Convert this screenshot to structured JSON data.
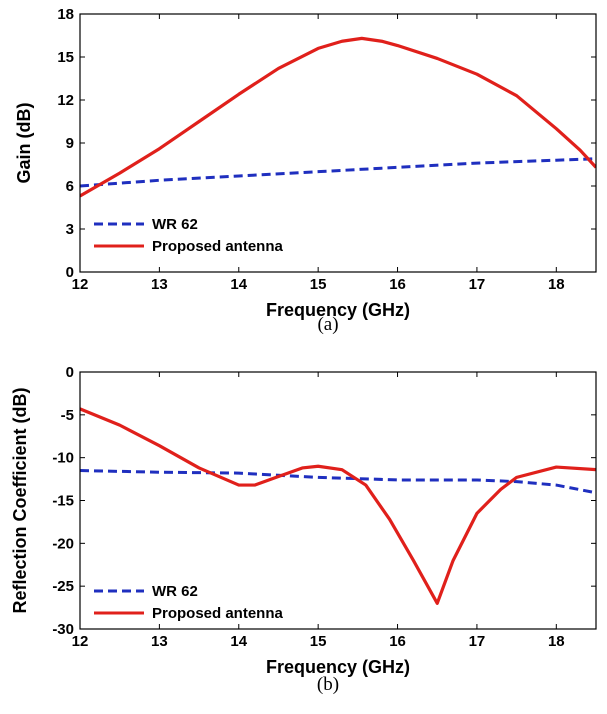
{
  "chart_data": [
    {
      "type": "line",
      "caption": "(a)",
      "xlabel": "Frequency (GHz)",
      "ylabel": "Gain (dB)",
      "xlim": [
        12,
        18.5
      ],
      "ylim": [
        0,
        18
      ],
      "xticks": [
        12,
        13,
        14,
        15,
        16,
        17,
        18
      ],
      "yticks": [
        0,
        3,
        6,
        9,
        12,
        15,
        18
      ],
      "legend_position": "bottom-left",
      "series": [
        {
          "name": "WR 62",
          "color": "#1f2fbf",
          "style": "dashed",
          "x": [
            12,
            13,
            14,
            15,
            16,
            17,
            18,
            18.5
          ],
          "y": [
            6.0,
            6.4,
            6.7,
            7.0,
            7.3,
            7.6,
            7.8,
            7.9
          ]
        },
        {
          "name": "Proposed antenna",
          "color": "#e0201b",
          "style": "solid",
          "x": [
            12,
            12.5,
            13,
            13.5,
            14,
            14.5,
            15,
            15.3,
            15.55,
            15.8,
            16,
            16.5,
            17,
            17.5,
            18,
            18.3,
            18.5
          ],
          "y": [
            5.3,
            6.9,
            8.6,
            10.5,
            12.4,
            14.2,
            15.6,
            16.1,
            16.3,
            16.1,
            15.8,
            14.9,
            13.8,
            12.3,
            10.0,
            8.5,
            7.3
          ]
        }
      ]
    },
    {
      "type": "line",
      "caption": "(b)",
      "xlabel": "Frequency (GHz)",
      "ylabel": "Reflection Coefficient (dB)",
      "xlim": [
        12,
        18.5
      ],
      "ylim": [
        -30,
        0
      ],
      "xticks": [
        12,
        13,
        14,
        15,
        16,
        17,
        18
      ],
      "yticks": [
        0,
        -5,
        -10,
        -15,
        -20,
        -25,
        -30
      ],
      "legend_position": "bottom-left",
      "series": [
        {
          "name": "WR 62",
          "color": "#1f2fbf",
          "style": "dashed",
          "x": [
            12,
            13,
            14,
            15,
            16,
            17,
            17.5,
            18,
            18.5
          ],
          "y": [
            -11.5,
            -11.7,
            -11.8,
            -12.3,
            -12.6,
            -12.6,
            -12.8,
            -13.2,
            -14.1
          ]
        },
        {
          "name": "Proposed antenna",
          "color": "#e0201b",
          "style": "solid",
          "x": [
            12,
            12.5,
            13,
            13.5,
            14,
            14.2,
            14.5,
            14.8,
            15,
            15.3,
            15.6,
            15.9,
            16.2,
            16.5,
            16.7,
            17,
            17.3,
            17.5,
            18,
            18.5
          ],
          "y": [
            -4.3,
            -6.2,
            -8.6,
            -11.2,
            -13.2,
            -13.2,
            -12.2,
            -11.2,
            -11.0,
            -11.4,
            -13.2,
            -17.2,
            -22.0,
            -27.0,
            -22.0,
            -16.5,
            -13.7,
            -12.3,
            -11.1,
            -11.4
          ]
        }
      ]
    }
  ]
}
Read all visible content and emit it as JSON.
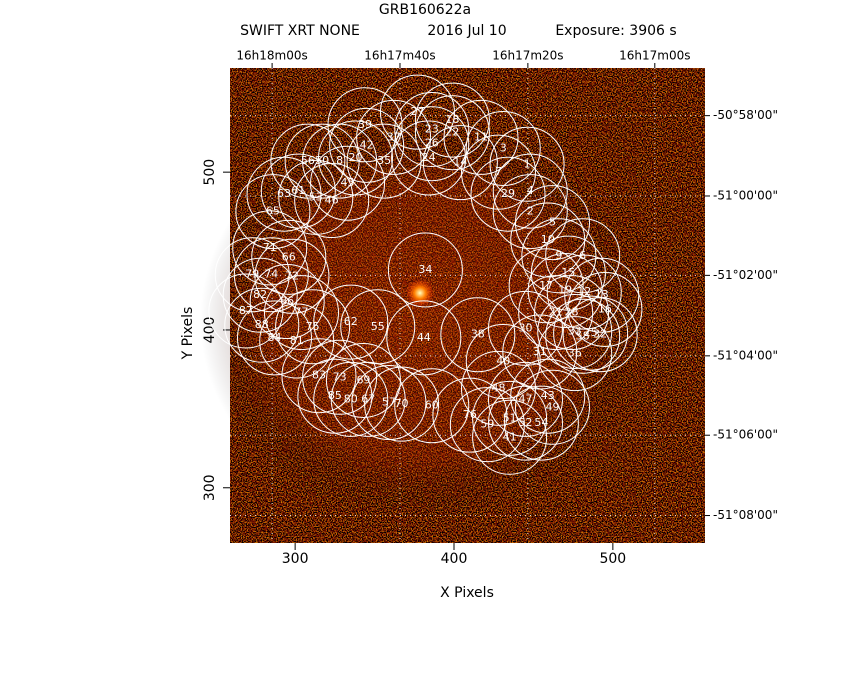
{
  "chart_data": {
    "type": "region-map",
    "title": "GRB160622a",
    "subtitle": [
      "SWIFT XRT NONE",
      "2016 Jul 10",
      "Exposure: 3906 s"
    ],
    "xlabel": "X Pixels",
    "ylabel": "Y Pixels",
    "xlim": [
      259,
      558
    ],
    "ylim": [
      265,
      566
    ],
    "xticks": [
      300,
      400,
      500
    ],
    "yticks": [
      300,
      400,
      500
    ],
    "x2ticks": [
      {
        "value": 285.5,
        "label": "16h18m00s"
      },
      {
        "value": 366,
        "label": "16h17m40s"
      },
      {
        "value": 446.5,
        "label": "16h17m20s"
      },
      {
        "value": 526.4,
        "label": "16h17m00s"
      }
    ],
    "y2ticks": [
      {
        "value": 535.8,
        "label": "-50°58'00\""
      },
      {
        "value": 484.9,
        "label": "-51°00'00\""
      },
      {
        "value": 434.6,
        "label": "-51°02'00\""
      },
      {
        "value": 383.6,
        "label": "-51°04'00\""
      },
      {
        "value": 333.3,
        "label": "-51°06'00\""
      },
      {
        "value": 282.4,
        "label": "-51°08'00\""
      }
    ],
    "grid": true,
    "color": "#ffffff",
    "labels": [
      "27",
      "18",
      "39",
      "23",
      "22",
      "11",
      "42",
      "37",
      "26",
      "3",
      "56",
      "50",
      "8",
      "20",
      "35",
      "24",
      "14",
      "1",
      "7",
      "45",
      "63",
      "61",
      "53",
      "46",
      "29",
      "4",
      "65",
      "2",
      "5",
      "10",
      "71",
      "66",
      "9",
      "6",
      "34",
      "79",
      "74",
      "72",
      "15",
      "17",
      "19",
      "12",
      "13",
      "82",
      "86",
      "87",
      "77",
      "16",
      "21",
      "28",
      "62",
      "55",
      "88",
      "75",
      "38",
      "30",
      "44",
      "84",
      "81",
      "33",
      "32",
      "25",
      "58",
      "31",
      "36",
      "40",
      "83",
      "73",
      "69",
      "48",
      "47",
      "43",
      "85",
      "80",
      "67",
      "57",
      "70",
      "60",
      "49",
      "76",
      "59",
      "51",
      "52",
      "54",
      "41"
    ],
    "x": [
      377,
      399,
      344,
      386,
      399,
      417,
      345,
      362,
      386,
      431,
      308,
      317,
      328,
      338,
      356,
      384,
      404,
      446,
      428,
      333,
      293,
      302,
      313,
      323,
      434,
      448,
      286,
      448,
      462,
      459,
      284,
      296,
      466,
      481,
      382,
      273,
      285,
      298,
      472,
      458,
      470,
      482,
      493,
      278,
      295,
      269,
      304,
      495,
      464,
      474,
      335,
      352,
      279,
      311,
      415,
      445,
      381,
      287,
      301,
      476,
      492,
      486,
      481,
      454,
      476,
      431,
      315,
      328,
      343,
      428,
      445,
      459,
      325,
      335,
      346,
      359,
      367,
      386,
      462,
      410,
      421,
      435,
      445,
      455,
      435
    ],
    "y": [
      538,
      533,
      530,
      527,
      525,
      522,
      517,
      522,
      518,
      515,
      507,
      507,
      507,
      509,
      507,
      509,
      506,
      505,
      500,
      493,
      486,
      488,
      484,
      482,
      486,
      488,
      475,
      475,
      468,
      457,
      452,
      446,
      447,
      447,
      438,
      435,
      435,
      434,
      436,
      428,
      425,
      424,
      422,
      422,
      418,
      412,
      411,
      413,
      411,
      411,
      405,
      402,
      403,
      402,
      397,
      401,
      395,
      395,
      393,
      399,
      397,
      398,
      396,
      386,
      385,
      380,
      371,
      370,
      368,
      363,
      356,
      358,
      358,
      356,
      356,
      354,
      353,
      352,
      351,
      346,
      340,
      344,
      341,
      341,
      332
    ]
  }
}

...

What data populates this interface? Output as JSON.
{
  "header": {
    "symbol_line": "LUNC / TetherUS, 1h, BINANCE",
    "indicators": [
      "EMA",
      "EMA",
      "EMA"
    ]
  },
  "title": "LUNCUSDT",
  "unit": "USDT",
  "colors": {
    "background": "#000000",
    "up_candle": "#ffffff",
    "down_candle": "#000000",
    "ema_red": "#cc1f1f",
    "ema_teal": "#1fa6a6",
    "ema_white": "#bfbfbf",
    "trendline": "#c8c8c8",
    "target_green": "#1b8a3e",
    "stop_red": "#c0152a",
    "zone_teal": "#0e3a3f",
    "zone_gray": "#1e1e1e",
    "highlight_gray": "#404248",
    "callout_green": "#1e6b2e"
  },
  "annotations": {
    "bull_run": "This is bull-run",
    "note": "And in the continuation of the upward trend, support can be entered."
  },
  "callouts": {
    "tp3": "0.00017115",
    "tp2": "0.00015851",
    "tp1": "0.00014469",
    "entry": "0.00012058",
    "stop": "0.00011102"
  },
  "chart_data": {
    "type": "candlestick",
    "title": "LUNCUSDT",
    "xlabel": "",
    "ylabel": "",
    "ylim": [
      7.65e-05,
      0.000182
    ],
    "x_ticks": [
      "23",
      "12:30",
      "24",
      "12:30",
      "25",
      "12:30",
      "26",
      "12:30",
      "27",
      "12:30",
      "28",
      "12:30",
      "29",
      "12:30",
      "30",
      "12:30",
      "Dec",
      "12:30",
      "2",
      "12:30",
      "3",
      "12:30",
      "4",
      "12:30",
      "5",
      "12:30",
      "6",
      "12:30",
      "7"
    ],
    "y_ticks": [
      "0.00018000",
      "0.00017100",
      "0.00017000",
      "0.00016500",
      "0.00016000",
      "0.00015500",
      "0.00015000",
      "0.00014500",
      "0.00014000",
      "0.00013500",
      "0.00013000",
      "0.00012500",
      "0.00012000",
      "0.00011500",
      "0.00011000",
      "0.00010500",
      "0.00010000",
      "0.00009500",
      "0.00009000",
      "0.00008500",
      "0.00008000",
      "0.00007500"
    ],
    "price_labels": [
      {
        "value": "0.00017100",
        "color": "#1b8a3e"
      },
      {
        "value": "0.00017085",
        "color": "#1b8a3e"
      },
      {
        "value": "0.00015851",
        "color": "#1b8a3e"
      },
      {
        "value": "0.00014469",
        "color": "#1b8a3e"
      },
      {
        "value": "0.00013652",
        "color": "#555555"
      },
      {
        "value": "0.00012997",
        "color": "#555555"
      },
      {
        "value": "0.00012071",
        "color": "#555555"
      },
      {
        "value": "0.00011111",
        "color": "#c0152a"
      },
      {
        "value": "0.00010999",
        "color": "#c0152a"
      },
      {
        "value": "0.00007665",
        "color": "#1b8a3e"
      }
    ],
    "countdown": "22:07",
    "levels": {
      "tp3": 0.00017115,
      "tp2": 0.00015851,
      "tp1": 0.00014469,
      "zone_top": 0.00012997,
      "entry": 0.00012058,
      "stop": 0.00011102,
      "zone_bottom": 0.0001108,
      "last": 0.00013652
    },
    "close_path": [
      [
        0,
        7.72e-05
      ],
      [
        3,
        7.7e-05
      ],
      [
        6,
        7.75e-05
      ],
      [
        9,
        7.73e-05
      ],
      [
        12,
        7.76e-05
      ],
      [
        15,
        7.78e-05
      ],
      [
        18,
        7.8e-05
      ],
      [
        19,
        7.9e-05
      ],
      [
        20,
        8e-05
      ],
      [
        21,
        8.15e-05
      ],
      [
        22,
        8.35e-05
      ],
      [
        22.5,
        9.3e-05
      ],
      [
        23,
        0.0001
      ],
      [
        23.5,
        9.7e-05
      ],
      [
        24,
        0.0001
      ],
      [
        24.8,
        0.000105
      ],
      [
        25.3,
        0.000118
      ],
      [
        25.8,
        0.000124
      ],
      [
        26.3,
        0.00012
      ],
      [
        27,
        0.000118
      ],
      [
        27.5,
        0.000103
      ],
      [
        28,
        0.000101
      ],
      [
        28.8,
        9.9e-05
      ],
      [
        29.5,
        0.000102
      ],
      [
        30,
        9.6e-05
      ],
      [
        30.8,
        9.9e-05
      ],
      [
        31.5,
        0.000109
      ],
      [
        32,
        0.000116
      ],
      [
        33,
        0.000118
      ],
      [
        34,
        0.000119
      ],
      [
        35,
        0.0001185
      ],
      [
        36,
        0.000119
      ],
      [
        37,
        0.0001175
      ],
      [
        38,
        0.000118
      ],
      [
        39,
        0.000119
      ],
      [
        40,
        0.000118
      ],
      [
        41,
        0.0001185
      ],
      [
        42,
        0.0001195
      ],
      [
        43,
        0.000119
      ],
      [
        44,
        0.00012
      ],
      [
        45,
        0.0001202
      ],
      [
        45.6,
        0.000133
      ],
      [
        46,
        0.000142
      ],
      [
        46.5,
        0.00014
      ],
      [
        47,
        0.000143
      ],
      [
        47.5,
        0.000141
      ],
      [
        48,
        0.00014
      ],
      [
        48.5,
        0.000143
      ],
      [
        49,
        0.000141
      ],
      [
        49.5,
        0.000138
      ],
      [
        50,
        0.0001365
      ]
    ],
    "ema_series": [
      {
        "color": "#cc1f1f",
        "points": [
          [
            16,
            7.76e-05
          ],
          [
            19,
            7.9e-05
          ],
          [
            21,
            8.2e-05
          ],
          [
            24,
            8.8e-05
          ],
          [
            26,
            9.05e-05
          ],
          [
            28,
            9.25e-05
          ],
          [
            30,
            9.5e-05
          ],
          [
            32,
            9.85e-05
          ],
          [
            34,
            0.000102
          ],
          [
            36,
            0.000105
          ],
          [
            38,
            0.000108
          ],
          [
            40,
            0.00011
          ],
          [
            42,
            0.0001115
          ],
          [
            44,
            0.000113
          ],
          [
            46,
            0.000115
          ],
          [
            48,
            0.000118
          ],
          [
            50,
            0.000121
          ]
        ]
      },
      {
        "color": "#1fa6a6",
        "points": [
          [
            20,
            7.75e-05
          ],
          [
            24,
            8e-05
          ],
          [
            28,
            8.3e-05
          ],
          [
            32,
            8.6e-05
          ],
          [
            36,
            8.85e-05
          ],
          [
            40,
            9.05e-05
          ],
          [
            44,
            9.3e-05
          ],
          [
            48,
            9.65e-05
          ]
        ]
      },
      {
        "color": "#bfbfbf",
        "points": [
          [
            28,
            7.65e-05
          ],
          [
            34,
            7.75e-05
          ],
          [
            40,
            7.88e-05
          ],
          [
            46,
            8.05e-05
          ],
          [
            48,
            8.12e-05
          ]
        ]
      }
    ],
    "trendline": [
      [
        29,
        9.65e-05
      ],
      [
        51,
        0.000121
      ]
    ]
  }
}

WHAT YOU HAVE TO DO: Gather all lines from the records above in which "xlabel" appears.

THE ANSWER:
      "xlabel": "Frequency (GHz)",
      "xlabel": "Frequency (GHz)",
    "xlabel": "X Pixels",
    "xlabel": "",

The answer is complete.